→ Dataset items
>>>>>
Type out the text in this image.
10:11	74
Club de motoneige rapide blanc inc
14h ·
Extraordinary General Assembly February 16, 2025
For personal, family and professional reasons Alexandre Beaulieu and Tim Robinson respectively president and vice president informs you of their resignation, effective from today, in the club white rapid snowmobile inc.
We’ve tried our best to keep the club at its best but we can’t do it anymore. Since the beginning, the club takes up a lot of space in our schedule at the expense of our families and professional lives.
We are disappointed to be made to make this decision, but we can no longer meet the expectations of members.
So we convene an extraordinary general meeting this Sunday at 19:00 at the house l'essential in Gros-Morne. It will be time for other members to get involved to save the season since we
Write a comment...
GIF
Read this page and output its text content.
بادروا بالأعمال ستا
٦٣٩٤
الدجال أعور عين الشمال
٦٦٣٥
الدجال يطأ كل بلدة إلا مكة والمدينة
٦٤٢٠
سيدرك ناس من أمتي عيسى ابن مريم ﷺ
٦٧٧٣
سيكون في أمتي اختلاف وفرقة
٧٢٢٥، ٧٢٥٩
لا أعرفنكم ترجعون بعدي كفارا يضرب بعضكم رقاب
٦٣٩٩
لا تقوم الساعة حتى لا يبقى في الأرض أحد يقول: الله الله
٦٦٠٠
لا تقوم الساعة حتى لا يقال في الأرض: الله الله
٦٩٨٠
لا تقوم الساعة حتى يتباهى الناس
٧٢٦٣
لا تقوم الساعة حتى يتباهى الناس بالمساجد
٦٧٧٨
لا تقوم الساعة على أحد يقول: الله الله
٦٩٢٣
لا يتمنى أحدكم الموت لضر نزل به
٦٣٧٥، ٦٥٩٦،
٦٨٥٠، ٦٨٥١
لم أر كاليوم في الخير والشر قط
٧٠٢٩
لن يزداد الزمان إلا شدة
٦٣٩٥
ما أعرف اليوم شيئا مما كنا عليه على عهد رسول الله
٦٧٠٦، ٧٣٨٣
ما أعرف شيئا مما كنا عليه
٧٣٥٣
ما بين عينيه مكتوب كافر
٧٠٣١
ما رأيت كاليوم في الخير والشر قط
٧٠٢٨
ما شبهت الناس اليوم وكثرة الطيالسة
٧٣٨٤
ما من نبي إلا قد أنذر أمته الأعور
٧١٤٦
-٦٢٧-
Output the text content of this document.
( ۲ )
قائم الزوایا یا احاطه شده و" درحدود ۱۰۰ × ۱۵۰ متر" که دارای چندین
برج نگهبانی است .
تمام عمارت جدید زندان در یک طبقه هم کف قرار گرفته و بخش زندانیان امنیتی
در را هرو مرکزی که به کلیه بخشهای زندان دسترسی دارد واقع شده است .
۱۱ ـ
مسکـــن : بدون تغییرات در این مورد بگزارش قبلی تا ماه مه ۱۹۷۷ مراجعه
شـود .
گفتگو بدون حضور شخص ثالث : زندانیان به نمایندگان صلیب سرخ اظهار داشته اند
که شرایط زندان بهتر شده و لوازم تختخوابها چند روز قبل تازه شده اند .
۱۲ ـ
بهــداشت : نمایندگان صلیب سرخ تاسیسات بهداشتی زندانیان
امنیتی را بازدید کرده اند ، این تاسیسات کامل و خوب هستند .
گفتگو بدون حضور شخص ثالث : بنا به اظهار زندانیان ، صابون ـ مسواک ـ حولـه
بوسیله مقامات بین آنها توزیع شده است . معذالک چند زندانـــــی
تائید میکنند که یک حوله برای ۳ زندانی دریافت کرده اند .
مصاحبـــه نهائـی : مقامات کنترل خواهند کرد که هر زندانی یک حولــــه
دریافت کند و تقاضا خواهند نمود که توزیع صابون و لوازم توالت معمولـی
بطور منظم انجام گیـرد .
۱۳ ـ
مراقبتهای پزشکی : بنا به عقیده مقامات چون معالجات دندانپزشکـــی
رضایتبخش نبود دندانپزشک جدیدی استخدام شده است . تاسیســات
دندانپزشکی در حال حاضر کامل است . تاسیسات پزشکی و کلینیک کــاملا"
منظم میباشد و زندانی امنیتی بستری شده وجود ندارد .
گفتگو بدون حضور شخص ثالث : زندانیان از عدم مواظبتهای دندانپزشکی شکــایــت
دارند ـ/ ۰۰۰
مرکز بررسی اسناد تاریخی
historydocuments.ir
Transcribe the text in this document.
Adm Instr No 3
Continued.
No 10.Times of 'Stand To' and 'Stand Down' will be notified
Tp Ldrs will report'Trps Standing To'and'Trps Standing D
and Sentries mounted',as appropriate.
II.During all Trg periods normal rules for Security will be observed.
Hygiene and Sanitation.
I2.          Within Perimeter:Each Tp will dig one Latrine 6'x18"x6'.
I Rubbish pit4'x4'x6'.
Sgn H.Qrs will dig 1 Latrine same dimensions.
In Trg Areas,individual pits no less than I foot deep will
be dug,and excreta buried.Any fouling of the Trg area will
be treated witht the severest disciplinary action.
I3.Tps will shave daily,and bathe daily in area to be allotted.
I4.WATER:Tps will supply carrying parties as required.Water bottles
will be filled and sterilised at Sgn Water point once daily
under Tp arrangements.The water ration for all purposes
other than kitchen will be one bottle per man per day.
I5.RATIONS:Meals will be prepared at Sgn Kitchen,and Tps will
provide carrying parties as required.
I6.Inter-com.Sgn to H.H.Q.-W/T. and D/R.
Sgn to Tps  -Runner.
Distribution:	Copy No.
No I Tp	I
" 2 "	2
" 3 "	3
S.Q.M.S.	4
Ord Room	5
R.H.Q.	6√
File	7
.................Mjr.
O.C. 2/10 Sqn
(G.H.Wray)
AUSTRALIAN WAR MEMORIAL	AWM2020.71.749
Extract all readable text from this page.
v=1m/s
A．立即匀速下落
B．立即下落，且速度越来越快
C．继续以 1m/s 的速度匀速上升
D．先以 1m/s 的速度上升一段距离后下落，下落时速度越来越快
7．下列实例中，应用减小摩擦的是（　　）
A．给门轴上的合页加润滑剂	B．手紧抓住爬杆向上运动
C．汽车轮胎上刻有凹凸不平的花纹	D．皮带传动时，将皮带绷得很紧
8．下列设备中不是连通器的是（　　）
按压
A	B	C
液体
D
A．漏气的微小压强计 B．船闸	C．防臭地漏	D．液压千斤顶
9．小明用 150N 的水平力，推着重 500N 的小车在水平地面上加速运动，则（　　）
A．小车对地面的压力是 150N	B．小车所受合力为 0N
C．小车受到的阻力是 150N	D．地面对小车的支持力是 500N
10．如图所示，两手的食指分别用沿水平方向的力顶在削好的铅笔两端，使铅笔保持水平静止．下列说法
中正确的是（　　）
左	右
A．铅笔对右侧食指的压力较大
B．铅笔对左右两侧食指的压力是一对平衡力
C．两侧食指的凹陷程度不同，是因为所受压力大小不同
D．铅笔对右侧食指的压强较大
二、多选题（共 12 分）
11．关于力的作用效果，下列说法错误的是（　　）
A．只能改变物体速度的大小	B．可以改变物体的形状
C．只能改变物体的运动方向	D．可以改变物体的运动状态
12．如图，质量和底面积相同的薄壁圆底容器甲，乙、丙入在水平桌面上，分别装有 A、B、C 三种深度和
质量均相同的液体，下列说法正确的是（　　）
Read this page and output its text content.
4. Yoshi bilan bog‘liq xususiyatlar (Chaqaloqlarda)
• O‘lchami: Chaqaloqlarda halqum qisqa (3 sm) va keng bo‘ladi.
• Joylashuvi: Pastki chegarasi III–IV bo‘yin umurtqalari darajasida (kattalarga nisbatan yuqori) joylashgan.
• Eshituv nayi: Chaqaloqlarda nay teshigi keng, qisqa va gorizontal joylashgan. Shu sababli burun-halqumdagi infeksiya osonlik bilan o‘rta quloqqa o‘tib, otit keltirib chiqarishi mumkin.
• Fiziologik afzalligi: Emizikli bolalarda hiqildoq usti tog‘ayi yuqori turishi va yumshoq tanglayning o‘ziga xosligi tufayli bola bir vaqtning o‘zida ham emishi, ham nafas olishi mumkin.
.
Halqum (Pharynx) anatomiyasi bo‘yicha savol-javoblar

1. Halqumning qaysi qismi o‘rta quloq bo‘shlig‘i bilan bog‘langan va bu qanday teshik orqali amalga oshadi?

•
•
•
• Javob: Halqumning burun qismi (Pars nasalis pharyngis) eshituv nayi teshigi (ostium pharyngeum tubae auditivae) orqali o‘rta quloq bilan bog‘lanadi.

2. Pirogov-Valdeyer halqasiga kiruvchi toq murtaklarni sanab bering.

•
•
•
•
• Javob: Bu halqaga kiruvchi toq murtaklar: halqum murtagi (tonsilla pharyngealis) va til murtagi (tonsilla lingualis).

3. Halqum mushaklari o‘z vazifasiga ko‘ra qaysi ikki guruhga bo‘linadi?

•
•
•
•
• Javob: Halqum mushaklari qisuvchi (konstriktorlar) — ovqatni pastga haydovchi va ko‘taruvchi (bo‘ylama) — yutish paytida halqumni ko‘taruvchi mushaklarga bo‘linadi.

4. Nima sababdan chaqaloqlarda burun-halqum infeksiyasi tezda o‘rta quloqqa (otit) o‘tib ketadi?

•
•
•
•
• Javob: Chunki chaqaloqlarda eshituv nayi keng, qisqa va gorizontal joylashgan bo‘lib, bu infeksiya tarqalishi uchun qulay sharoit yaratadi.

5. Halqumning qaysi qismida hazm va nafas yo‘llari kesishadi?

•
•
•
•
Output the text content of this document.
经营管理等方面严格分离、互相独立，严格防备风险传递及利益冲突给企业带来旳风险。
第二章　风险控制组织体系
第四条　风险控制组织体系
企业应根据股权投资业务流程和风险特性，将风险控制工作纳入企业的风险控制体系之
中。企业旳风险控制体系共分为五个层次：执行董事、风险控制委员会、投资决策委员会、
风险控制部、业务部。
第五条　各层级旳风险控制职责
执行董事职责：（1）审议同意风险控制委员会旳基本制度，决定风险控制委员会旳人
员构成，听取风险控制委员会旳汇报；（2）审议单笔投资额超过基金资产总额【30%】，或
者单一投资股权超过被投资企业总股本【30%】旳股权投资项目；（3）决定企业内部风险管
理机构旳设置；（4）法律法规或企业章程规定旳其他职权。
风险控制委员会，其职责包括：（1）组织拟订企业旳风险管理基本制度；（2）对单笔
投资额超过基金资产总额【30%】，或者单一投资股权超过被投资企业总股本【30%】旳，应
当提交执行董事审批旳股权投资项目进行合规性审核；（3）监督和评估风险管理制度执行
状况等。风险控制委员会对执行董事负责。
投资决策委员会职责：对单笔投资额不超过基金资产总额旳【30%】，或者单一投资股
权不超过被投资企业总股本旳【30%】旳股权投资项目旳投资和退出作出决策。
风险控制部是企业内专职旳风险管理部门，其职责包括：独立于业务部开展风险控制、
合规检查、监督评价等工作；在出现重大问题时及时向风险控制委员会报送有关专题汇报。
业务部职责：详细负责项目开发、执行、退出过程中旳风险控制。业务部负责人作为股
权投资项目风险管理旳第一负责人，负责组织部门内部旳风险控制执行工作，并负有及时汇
<<<<<
→ Requirement
Look through the entries above; copy each line where the string "تقوم" appears.

→ Full solution
لا تقوم الساعة حتى لا يبقى في الأرض أحد يقول: الله الله
لا تقوم الساعة حتى لا يقال في الأرض: الله الله
لا تقوم الساعة حتى يتباهى الناس
لا تقوم الساعة حتى يتباهى الناس بالمساجد
لا تقوم الساعة على أحد يقول: الله الله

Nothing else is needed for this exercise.